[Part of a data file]
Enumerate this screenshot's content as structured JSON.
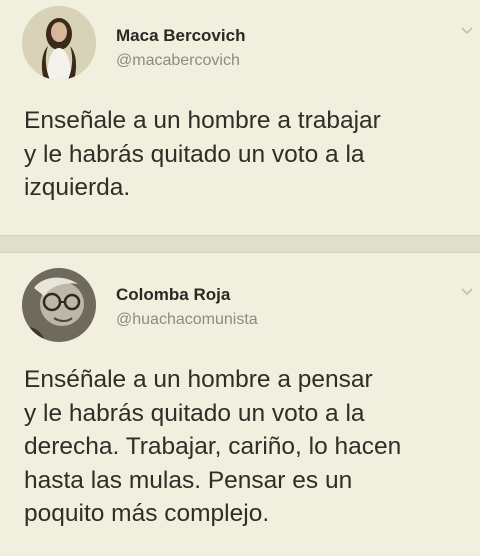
{
  "tweets": [
    {
      "author_name": "Maca Bercovich",
      "handle": "@macabercovich",
      "text": "Enseñale a un hombre a trabajar\ny le habrás quitado un voto a la\nizquierda."
    },
    {
      "author_name": "Colomba Roja",
      "handle": "@huachacomunista",
      "text": "Enséñale a un hombre a pensar\ny le habrás quitado un voto a la\nderecha. Trabajar, cariño, lo hacen\nhasta las mulas. Pensar es un\npoquito más complejo."
    }
  ],
  "icons": {
    "menu": "chevron-down-icon"
  },
  "colors": {
    "background": "#f1efdd",
    "text": "#2f2e28",
    "handle": "#8e8c7d",
    "separator": "#e2dfcb"
  }
}
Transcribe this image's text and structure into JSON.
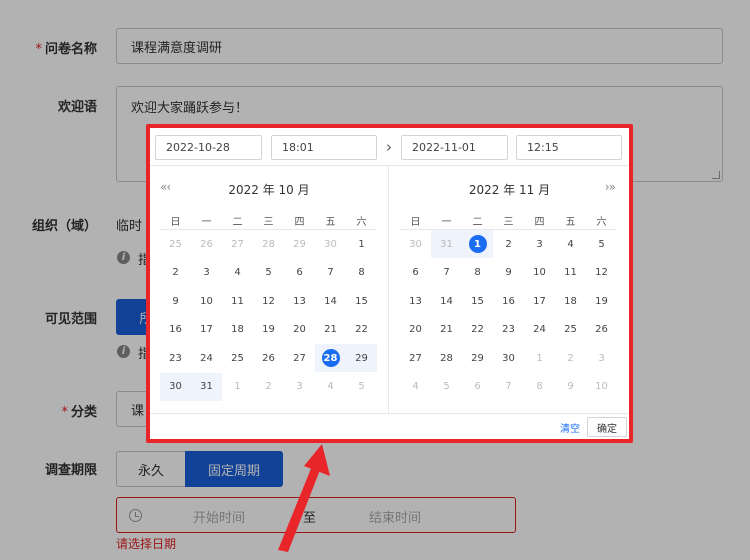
{
  "form": {
    "title_label": "问卷名称",
    "title_value": "课程满意度调研",
    "welcome_label": "欢迎语",
    "welcome_value": "欢迎大家踊跃参与！",
    "org_label": "组织（域）",
    "org_value": "临时",
    "org_hint": "指",
    "scope_label": "可见范围",
    "scope_button": "所",
    "scope_hint": "指",
    "category_label": "分类",
    "category_value": "课",
    "period_label": "调查期限",
    "period_option_forever": "永久",
    "period_option_fixed": "固定周期",
    "range_start_placeholder": "开始时间",
    "range_separator": "至",
    "range_end_placeholder": "结束时间",
    "range_error": "请选择日期",
    "required_mark": "*"
  },
  "picker": {
    "start_date": "2022-10-28",
    "start_time": "18:01",
    "end_date": "2022-11-01",
    "end_time": "12:15",
    "separator_icon": "chevron-right-icon",
    "prev_icon": "double-chevron-left-icon",
    "next_icon": "double-chevron-right-icon",
    "weekdays": [
      "日",
      "一",
      "二",
      "三",
      "四",
      "五",
      "六"
    ],
    "left_month_title": "2022 年 10 月",
    "right_month_title": "2022 年 11 月",
    "left_nav": "«‹",
    "right_nav": "›»",
    "left_days": [
      [
        {
          "d": "25",
          "m": true
        },
        {
          "d": "26",
          "m": true
        },
        {
          "d": "27",
          "m": true
        },
        {
          "d": "28",
          "m": true
        },
        {
          "d": "29",
          "m": true
        },
        {
          "d": "30",
          "m": true
        },
        {
          "d": "1"
        }
      ],
      [
        {
          "d": "2"
        },
        {
          "d": "3"
        },
        {
          "d": "4"
        },
        {
          "d": "5"
        },
        {
          "d": "6"
        },
        {
          "d": "7"
        },
        {
          "d": "8"
        }
      ],
      [
        {
          "d": "9"
        },
        {
          "d": "10"
        },
        {
          "d": "11"
        },
        {
          "d": "12"
        },
        {
          "d": "13"
        },
        {
          "d": "14"
        },
        {
          "d": "15"
        }
      ],
      [
        {
          "d": "16"
        },
        {
          "d": "17"
        },
        {
          "d": "18"
        },
        {
          "d": "19"
        },
        {
          "d": "20"
        },
        {
          "d": "21"
        },
        {
          "d": "22"
        }
      ],
      [
        {
          "d": "23"
        },
        {
          "d": "24"
        },
        {
          "d": "25"
        },
        {
          "d": "26"
        },
        {
          "d": "27"
        },
        {
          "d": "28",
          "sel": true
        },
        {
          "d": "29",
          "r": true
        }
      ],
      [
        {
          "d": "30",
          "r": true
        },
        {
          "d": "31",
          "r": true
        },
        {
          "d": "1",
          "m": true
        },
        {
          "d": "2",
          "m": true
        },
        {
          "d": "3",
          "m": true
        },
        {
          "d": "4",
          "m": true
        },
        {
          "d": "5",
          "m": true
        }
      ]
    ],
    "right_days": [
      [
        {
          "d": "30",
          "m": true
        },
        {
          "d": "31",
          "m": true,
          "r": true
        },
        {
          "d": "1",
          "sel": true
        },
        {
          "d": "2"
        },
        {
          "d": "3"
        },
        {
          "d": "4"
        },
        {
          "d": "5"
        }
      ],
      [
        {
          "d": "6"
        },
        {
          "d": "7"
        },
        {
          "d": "8"
        },
        {
          "d": "9"
        },
        {
          "d": "10"
        },
        {
          "d": "11"
        },
        {
          "d": "12"
        }
      ],
      [
        {
          "d": "13"
        },
        {
          "d": "14"
        },
        {
          "d": "15"
        },
        {
          "d": "16"
        },
        {
          "d": "17"
        },
        {
          "d": "18"
        },
        {
          "d": "19"
        }
      ],
      [
        {
          "d": "20"
        },
        {
          "d": "21"
        },
        {
          "d": "22"
        },
        {
          "d": "23"
        },
        {
          "d": "24"
        },
        {
          "d": "25"
        },
        {
          "d": "26"
        }
      ],
      [
        {
          "d": "27"
        },
        {
          "d": "28"
        },
        {
          "d": "29"
        },
        {
          "d": "30"
        },
        {
          "d": "1",
          "m": true
        },
        {
          "d": "2",
          "m": true
        },
        {
          "d": "3",
          "m": true
        }
      ],
      [
        {
          "d": "4",
          "m": true
        },
        {
          "d": "5",
          "m": true
        },
        {
          "d": "6",
          "m": true
        },
        {
          "d": "7",
          "m": true
        },
        {
          "d": "8",
          "m": true
        },
        {
          "d": "9",
          "m": true
        },
        {
          "d": "10",
          "m": true
        }
      ]
    ],
    "clear_label": "清空",
    "ok_label": "确定"
  },
  "colors": {
    "accent": "#1a5fd8",
    "highlight_border": "#e8262a",
    "error": "#e02020"
  },
  "annotation": {
    "arrow_icon": "red-arrow-annotation-icon"
  }
}
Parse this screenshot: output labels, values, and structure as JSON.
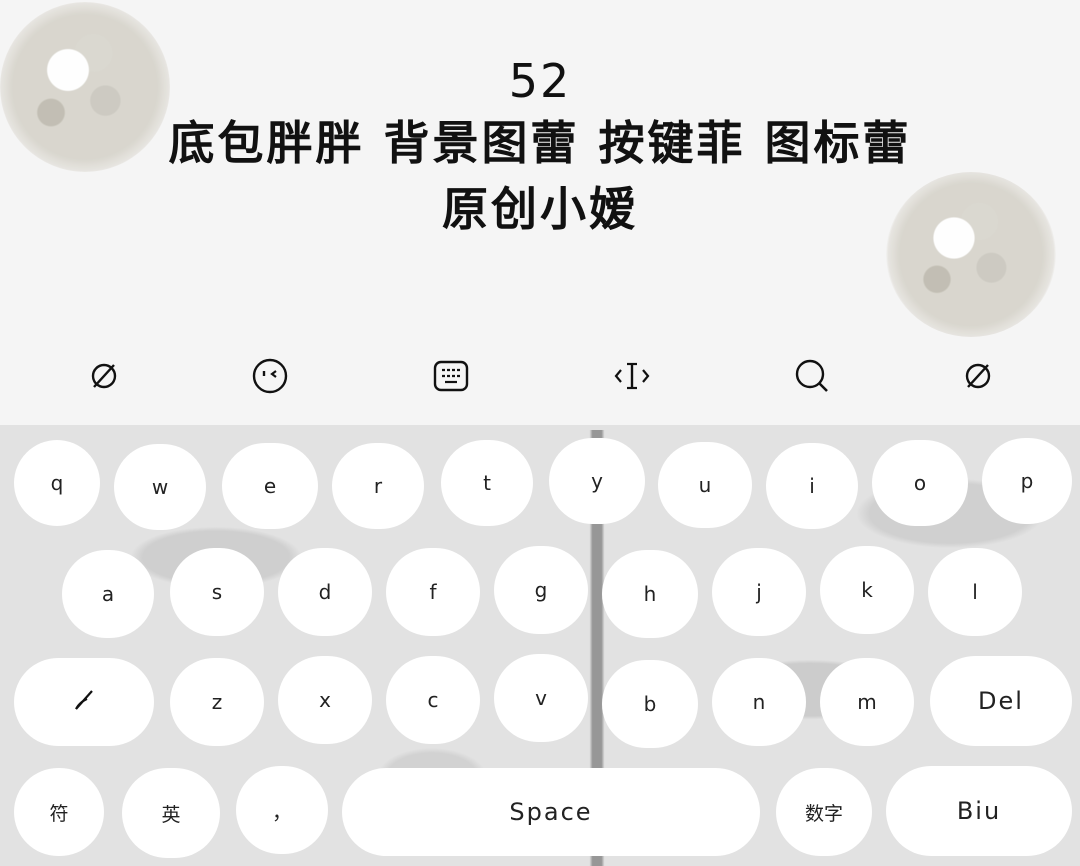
{
  "header": {
    "number": "52",
    "line1": "底包胖胖 背景图蕾 按键菲 图标蕾",
    "line2": "原创小嫒"
  },
  "toolbar": {
    "icons": [
      "empty-set-icon",
      "face-icon",
      "keyboard-icon",
      "text-cursor-icon",
      "search-icon",
      "empty-set-icon"
    ]
  },
  "keyboard": {
    "row1": [
      "q",
      "w",
      "e",
      "r",
      "t",
      "y",
      "u",
      "i",
      "o",
      "p"
    ],
    "row2": [
      "a",
      "s",
      "d",
      "f",
      "g",
      "h",
      "j",
      "k",
      "l"
    ],
    "row3": [
      "z",
      "x",
      "c",
      "v",
      "b",
      "n",
      "m"
    ],
    "del": "Del",
    "sym": "符",
    "lang": "英",
    "comma": "，",
    "space": "Space",
    "num": "数字",
    "enter": "Biu"
  },
  "colors": {
    "background": "#f5f5f5",
    "key": "#ffffff",
    "keyboard_bg": "#e2e2e2",
    "text": "#111111"
  }
}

◆ TASK PROMPT ◆
Except for the pictures, reproduce every line exactly.

◆ SOLUTION FOR THIS TASK ◆
Enumerate this screenshot's content as structured JSON.
{
  "tweets": [
    {
      "author_name": "Maca Bercovich",
      "handle": "@macabercovich",
      "text": "Enseñale a un hombre a trabajar\ny le habrás quitado un voto a la\nizquierda."
    },
    {
      "author_name": "Colomba Roja",
      "handle": "@huachacomunista",
      "text": "Enséñale a un hombre a pensar\ny le habrás quitado un voto a la\nderecha. Trabajar, cariño, lo hacen\nhasta las mulas. Pensar es un\npoquito más complejo."
    }
  ],
  "icons": {
    "menu": "chevron-down-icon"
  },
  "colors": {
    "background": "#f1efdd",
    "text": "#2f2e28",
    "handle": "#8e8c7d",
    "separator": "#e2dfcb"
  }
}
Transcribe this image's text and structure into JSON.
{
  "form": {
    "title_label": "问卷名称",
    "title_value": "课程满意度调研",
    "welcome_label": "欢迎语",
    "welcome_value": "欢迎大家踊跃参与！",
    "org_label": "组织（域）",
    "org_value": "临时",
    "org_hint": "指",
    "scope_label": "可见范围",
    "scope_button": "所",
    "scope_hint": "指",
    "category_label": "分类",
    "category_value": "课",
    "period_label": "调查期限",
    "period_option_forever": "永久",
    "period_option_fixed": "固定周期",
    "range_start_placeholder": "开始时间",
    "range_separator": "至",
    "range_end_placeholder": "结束时间",
    "range_error": "请选择日期",
    "required_mark": "*"
  },
  "picker": {
    "start_date": "2022-10-28",
    "start_time": "18:01",
    "end_date": "2022-11-01",
    "end_time": "12:15",
    "separator_icon": "chevron-right-icon",
    "prev_icon": "double-chevron-left-icon",
    "next_icon": "double-chevron-right-icon",
    "weekdays": [
      "日",
      "一",
      "二",
      "三",
      "四",
      "五",
      "六"
    ],
    "left_month_title": "2022 年 10 月",
    "right_month_title": "2022 年 11 月",
    "left_nav": "«‹",
    "right_nav": "›»",
    "left_days": [
      [
        {
          "d": "25",
          "m": true
        },
        {
          "d": "26",
          "m": true
        },
        {
          "d": "27",
          "m": true
        },
        {
          "d": "28",
          "m": true
        },
        {
          "d": "29",
          "m": true
        },
        {
          "d": "30",
          "m": true
        },
        {
          "d": "1"
        }
      ],
      [
        {
          "d": "2"
        },
        {
          "d": "3"
        },
        {
          "d": "4"
        },
        {
          "d": "5"
        },
        {
          "d": "6"
        },
        {
          "d": "7"
        },
        {
          "d": "8"
        }
      ],
      [
        {
          "d": "9"
        },
        {
          "d": "10"
        },
        {
          "d": "11"
        },
        {
          "d": "12"
        },
        {
          "d": "13"
        },
        {
          "d": "14"
        },
        {
          "d": "15"
        }
      ],
      [
        {
          "d": "16"
        },
        {
          "d": "17"
        },
        {
          "d": "18"
        },
        {
          "d": "19"
        },
        {
          "d": "20"
        },
        {
          "d": "21"
        },
        {
          "d": "22"
        }
      ],
      [
        {
          "d": "23"
        },
        {
          "d": "24"
        },
        {
          "d": "25"
        },
        {
          "d": "26"
        },
        {
          "d": "27"
        },
        {
          "d": "28",
          "sel": true
        },
        {
          "d": "29",
          "r": true
        }
      ],
      [
        {
          "d": "30",
          "r": true
        },
        {
          "d": "31",
          "r": true
        },
        {
          "d": "1",
          "m": true
        },
        {
          "d": "2",
          "m": true
        },
        {
          "d": "3",
          "m": true
        },
        {
          "d": "4",
          "m": true
        },
        {
          "d": "5",
          "m": true
        }
      ]
    ],
    "right_days": [
      [
        {
          "d": "30",
          "m": true
        },
        {
          "d": "31",
          "m": true,
          "r": true
        },
        {
          "d": "1",
          "sel": true
        },
        {
          "d": "2"
        },
        {
          "d": "3"
        },
        {
          "d": "4"
        },
        {
          "d": "5"
        }
      ],
      [
        {
          "d": "6"
        },
        {
          "d": "7"
        },
        {
          "d": "8"
        },
        {
          "d": "9"
        },
        {
          "d": "10"
        },
        {
          "d": "11"
        },
        {
          "d": "12"
        }
      ],
      [
        {
          "d": "13"
        },
        {
          "d": "14"
        },
        {
          "d": "15"
        },
        {
          "d": "16"
        },
        {
          "d": "17"
        },
        {
          "d": "18"
        },
        {
          "d": "19"
        }
      ],
      [
        {
          "d": "20"
        },
        {
          "d": "21"
        },
        {
          "d": "22"
        },
        {
          "d": "23"
        },
        {
          "d": "24"
        },
        {
          "d": "25"
        },
        {
          "d": "26"
        }
      ],
      [
        {
          "d": "27"
        },
        {
          "d": "28"
        },
        {
          "d": "29"
        },
        {
          "d": "30"
        },
        {
          "d": "1",
          "m": true
        },
        {
          "d": "2",
          "m": true
        },
        {
          "d": "3",
          "m": true
        }
      ],
      [
        {
          "d": "4",
          "m": true
        },
        {
          "d": "5",
          "m": true
        },
        {
          "d": "6",
          "m": true
        },
        {
          "d": "7",
          "m": true
        },
        {
          "d": "8",
          "m": true
        },
        {
          "d": "9",
          "m": true
        },
        {
          "d": "10",
          "m": true
        }
      ]
    ],
    "clear_label": "清空",
    "ok_label": "确定"
  },
  "colors": {
    "accent": "#1a5fd8",
    "highlight_border": "#e8262a",
    "error": "#e02020"
  },
  "annotation": {
    "arrow_icon": "red-arrow-annotation-icon"
  }
}
Parse this screenshot: output labels, values, and structure as JSON.
{
  "header": {
    "number": "52",
    "line1": "底包胖胖 背景图蕾 按键菲 图标蕾",
    "line2": "原创小嫒"
  },
  "toolbar": {
    "icons": [
      "empty-set-icon",
      "face-icon",
      "keyboard-icon",
      "text-cursor-icon",
      "search-icon",
      "empty-set-icon"
    ]
  },
  "keyboard": {
    "row1": [
      "q",
      "w",
      "e",
      "r",
      "t",
      "y",
      "u",
      "i",
      "o",
      "p"
    ],
    "row2": [
      "a",
      "s",
      "d",
      "f",
      "g",
      "h",
      "j",
      "k",
      "l"
    ],
    "row3": [
      "z",
      "x",
      "c",
      "v",
      "b",
      "n",
      "m"
    ],
    "del": "Del",
    "sym": "符",
    "lang": "英",
    "comma": "，",
    "space": "Space",
    "num": "数字",
    "enter": "Biu"
  },
  "colors": {
    "background": "#f5f5f5",
    "key": "#ffffff",
    "keyboard_bg": "#e2e2e2",
    "text": "#111111"
  }
}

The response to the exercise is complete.